### [Task]
Pull from the records every line that contains the string "wait", treating uppercase and lowercase letters as different.

· · ·

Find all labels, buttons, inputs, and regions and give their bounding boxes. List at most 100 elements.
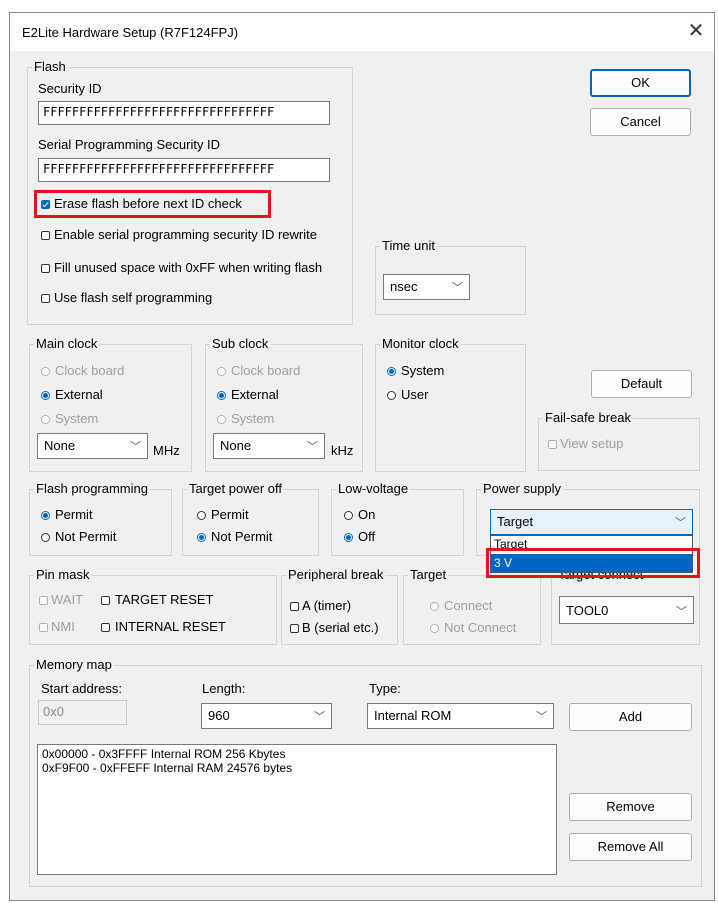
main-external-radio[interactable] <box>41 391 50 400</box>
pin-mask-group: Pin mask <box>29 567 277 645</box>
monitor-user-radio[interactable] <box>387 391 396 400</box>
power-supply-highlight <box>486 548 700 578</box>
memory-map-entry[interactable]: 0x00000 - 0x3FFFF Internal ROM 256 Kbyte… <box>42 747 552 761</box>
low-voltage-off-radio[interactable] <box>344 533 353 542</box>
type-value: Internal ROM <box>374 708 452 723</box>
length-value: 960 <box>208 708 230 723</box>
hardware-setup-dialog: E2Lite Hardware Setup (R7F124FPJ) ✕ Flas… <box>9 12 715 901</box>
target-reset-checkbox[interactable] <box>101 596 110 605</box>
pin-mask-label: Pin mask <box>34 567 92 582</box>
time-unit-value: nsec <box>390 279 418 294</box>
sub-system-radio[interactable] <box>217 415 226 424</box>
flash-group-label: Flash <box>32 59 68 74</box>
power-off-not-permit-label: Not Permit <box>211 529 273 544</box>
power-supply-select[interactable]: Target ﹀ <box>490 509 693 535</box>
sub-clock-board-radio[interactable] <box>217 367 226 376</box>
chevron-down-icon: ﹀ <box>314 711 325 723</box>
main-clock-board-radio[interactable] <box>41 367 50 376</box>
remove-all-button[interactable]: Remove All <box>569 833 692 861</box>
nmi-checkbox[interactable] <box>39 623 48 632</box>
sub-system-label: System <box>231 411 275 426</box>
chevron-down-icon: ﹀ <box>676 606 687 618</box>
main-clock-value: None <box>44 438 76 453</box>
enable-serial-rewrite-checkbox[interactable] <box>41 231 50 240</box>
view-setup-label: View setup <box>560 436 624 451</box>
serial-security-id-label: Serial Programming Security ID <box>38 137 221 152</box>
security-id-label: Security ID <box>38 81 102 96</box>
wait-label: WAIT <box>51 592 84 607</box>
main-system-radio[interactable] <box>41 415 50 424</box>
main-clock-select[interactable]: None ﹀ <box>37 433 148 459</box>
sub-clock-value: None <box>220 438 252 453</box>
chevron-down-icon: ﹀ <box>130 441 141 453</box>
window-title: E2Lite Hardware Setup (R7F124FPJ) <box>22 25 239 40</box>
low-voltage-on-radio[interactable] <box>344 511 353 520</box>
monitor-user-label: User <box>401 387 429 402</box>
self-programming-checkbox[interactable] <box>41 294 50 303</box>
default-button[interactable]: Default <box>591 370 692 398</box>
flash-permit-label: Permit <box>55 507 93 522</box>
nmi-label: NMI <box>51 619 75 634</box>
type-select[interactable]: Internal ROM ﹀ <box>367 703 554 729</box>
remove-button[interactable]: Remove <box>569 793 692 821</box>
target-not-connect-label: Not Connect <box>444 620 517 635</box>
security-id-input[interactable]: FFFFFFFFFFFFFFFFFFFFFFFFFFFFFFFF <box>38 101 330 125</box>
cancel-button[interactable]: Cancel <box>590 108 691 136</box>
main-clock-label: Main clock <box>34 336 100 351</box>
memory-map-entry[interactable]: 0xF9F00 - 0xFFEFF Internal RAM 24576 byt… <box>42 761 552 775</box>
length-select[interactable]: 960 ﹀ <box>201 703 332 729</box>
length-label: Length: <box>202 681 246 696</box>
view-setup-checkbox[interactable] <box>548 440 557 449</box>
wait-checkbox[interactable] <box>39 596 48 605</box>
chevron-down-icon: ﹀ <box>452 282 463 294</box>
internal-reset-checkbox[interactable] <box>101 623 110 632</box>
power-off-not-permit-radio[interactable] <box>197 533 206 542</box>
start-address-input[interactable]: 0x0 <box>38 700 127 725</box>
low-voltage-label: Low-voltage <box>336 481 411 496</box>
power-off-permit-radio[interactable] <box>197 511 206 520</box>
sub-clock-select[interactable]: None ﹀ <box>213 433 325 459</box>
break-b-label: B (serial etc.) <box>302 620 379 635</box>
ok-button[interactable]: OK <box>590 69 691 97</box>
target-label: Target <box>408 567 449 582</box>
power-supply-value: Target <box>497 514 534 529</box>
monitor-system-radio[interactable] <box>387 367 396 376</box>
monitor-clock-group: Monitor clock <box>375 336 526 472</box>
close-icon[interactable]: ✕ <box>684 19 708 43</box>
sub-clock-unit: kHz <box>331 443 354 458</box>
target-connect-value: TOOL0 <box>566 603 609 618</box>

· · ·

### [Exercise response]
wait-label: WAIT <box>51 592 84 607</box>
wait-checkbox[interactable] <box>39 596 48 605</box>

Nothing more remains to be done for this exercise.